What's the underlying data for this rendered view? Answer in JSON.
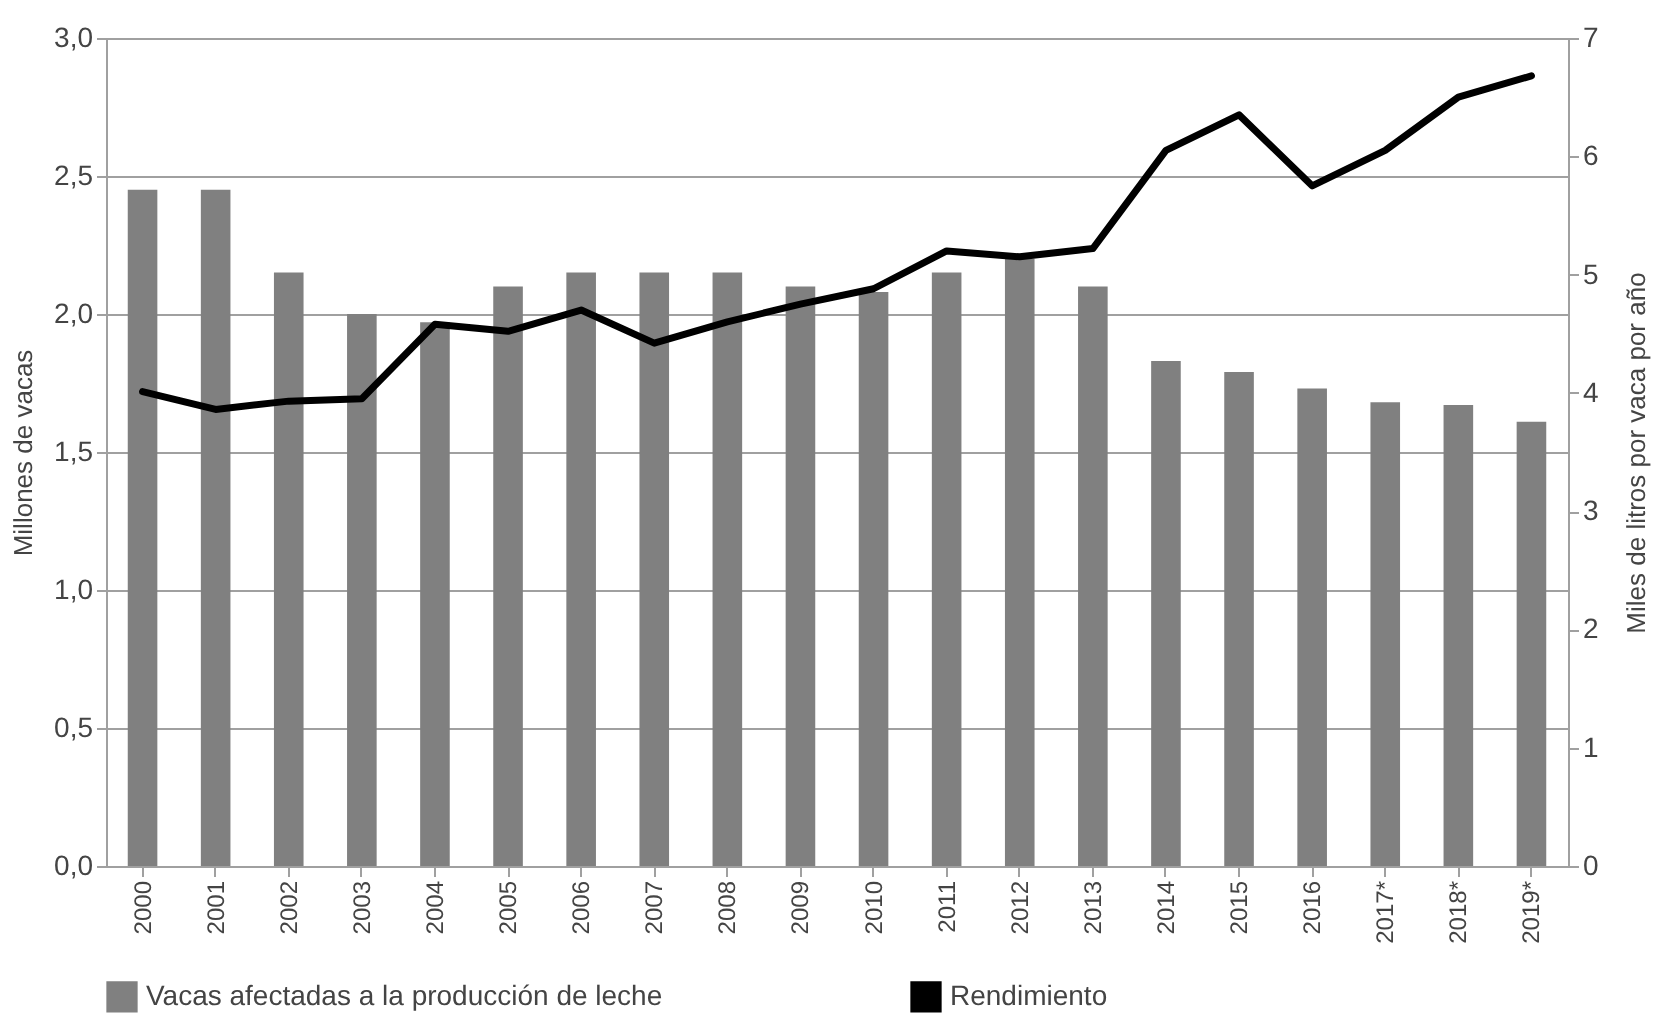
{
  "chart_data": {
    "type": "bar",
    "ylabel": "Millones de vacas",
    "y2label": "Miles de litros por vaca por año",
    "categories": [
      "2000",
      "2001",
      "2002",
      "2003",
      "2004",
      "2005",
      "2006",
      "2007",
      "2008",
      "2009",
      "2010",
      "2011",
      "2012",
      "2013",
      "2014",
      "2015",
      "2016",
      "2017*",
      "2018*",
      "2019*"
    ],
    "series": [
      {
        "name": "Vacas afectadas a la producción de leche",
        "color": "#808080",
        "values": [
          2.45,
          2.45,
          2.15,
          2.0,
          1.97,
          2.1,
          2.15,
          2.15,
          2.15,
          2.1,
          2.08,
          2.15,
          2.2,
          2.1,
          1.83,
          1.79,
          1.73,
          1.68,
          1.67,
          1.61
        ]
      },
      {
        "name": "Rendimiento",
        "type": "line",
        "axis": "y2",
        "color": "#000000",
        "values": [
          4.01,
          3.86,
          3.93,
          3.95,
          4.58,
          4.52,
          4.7,
          4.42,
          4.6,
          4.75,
          4.88,
          5.2,
          5.15,
          5.22,
          6.05,
          6.35,
          5.75,
          6.05,
          6.5,
          6.68
        ]
      }
    ],
    "ylim": [
      0,
      3
    ],
    "yticks": [
      {
        "value": 0,
        "label": "0,0"
      },
      {
        "value": 0.5,
        "label": "0,5"
      },
      {
        "value": 1,
        "label": "1,0"
      },
      {
        "value": 1.5,
        "label": "1,5"
      },
      {
        "value": 2,
        "label": "2,0"
      },
      {
        "value": 2.5,
        "label": "2,5"
      },
      {
        "value": 3,
        "label": "3,0"
      }
    ],
    "y2lim": [
      0,
      7
    ],
    "y2ticks": [
      0,
      1,
      2,
      3,
      4,
      5,
      6,
      7
    ],
    "grid": "y",
    "legend": "bottom",
    "line_style": "solid"
  }
}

#### [Stated exercise]
Show the lines from the data above that contain the string "name".

#### [Completed task]
        "name": "Vacas afectadas a la producción de leche",
        "name": "Rendimiento",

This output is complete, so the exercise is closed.